### WHAT TO DO
[a] Please copy word for word the part of the post below about the template and function conflict, starting at "Unknown W. Brackets" and ending at "foo the function?)".
[b] Write a continuation of the post below about the template and function conflict, picking up after its last sentence.

### PASSAGE
#####
Unjustified conflict ( I guess ^^ )

Unknown W. Brackets unknown at simplemachines.org
Wed Dec 19 01:57:46 PST 2007


The trouble is, they're not both functions or both templates, which is 
why it's giving you this.

In other words, it's more steps than you're imagining:

Step 1. Find the symbol (foo the template or foo the function?)

Step 2. If the symbol is a template, automatically deduce types (only 
after we've picked it.)

Step 3. Pick the best overload and make sure there's no conflicts.

If it were two steps, where it deduces types for all possible templates, 
flattens them and compares all equally... then this would work.

As is, you'll have to use alias to make this work, or perhaps make them 
both use templates (though I'm not sure that will work.)
#####
### DATA ENTRIES
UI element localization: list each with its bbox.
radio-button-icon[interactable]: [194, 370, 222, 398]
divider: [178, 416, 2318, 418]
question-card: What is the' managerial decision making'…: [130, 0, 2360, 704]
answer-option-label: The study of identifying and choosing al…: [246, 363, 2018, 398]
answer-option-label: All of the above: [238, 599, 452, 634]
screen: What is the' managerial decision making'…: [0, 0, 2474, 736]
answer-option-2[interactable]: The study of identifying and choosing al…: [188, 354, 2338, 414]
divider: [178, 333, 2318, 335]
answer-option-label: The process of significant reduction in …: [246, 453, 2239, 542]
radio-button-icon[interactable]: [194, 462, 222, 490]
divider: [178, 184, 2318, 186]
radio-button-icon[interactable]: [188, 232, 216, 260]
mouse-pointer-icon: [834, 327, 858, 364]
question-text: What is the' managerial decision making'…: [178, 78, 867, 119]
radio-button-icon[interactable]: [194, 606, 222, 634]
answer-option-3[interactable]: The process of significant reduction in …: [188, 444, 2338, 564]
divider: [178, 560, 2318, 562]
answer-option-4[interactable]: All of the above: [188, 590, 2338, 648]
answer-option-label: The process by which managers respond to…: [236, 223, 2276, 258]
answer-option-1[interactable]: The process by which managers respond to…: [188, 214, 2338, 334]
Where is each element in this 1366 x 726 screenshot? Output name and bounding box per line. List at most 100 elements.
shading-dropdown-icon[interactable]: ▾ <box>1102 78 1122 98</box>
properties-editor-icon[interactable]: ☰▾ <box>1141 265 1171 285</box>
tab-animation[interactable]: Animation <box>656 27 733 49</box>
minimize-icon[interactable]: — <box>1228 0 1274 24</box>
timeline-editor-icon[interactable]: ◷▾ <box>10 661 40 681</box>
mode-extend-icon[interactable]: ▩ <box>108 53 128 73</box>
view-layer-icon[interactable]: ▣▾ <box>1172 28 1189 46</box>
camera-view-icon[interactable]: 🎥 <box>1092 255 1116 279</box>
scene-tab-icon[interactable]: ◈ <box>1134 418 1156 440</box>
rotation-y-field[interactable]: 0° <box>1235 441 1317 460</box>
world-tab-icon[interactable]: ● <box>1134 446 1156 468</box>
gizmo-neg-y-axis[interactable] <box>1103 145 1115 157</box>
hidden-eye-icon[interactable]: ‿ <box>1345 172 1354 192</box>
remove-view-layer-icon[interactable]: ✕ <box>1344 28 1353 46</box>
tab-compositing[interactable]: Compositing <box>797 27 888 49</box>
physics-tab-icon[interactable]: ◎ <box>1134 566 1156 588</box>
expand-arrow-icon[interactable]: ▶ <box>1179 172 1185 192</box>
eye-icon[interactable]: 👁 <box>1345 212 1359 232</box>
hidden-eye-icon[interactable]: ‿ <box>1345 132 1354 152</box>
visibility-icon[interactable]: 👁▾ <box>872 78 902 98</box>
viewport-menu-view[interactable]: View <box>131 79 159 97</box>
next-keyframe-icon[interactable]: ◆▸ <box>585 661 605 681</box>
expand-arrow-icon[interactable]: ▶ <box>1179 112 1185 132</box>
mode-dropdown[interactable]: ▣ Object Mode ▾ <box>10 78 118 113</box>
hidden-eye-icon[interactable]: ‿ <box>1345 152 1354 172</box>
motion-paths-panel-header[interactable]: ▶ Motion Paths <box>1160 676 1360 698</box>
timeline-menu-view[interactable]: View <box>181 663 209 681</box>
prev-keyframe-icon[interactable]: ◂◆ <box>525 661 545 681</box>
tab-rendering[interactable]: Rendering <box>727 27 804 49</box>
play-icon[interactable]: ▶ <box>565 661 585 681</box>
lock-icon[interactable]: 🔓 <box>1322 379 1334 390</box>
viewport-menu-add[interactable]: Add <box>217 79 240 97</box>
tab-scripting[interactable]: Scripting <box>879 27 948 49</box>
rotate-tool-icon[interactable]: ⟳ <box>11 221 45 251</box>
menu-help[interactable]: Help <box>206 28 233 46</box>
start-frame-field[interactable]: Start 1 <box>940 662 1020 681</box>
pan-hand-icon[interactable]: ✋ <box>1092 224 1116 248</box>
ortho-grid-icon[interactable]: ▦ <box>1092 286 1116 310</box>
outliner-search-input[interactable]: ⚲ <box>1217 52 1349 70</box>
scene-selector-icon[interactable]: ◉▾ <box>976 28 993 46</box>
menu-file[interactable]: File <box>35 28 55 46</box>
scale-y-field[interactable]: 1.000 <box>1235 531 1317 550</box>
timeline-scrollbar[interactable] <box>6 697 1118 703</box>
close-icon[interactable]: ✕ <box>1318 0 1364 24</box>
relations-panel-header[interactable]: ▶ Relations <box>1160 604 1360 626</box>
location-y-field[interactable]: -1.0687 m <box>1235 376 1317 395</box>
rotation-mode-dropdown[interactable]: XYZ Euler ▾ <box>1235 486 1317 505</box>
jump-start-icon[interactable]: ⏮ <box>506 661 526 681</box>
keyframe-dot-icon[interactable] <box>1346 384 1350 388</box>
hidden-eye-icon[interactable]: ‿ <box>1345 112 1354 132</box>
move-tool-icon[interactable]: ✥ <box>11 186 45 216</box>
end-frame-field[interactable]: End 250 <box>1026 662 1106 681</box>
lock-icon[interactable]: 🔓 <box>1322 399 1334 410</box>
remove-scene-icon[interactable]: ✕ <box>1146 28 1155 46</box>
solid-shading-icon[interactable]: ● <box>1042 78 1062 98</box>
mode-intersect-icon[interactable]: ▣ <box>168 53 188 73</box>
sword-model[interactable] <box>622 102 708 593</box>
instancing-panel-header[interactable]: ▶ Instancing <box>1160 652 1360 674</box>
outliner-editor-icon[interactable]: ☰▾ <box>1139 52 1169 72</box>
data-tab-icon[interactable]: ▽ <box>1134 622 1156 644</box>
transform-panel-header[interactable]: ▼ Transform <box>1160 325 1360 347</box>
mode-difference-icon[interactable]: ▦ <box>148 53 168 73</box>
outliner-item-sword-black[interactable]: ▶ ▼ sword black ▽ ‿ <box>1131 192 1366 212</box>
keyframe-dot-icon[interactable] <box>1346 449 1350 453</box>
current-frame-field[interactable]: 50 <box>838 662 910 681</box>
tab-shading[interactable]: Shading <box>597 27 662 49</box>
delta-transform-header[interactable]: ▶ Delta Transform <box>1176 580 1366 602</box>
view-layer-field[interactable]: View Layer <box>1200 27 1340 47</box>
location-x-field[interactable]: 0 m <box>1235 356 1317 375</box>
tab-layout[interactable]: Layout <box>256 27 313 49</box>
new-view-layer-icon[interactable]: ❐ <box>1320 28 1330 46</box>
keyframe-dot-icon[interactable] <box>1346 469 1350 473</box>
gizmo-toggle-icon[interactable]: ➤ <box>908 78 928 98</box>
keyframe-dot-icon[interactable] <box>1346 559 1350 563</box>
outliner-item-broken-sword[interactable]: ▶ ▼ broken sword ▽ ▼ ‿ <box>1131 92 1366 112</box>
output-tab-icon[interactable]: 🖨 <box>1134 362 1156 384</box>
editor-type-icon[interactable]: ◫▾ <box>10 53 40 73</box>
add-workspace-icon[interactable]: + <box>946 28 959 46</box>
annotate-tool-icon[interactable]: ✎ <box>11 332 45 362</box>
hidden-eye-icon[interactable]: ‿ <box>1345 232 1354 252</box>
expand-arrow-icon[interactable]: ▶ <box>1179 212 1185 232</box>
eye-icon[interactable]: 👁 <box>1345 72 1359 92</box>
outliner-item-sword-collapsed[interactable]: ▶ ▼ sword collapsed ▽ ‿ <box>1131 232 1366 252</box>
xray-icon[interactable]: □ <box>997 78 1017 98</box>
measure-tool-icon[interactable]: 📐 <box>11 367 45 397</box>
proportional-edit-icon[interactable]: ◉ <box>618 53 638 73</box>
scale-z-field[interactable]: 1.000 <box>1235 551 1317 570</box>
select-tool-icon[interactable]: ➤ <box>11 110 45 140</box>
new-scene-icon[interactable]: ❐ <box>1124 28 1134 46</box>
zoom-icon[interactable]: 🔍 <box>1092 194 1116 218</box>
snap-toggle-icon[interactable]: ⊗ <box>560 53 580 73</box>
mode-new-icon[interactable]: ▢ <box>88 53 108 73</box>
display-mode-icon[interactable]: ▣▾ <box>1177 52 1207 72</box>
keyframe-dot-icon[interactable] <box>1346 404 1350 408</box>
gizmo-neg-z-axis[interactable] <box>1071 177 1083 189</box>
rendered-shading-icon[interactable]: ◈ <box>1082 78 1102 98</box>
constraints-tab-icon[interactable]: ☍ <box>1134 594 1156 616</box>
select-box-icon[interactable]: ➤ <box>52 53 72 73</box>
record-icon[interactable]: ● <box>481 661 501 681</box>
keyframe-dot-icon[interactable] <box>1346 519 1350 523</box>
#####
### TASK RESPONSES
[a]
Unknown W. Brackets unknown at simplemachines.org
Wed Dec 19 01:57:46 PST 2007


The trouble is, they're not both functions or both templates, which is 
why it's giving you this.

In other words, it's more steps than you're imagining:

Step 1. Find the symbol (foo the template or foo the function?)

[b]
-[Unknown]


funog wrote:
> I have posted this one on digitalmars.D.bugs, but somehow I feel it wasn't the right place ... dmd1.023 ( can't try with 1.024 or 2.008 as I don't have glibc 2.4 ... it's really sad I can't try the new const/invariant :( ) doesn't compile :
> 
> 
> void foo(T)(out T[] p)
> {
>         //...
> }
> 
> void foo(out int p)
> {
>         //...
> }
> 
> 
> test.d(7): function test.foo conflicts with template test.foo(T) at test.d(2)
> 
> 
> I can't see a conflict ... Am I missing something ?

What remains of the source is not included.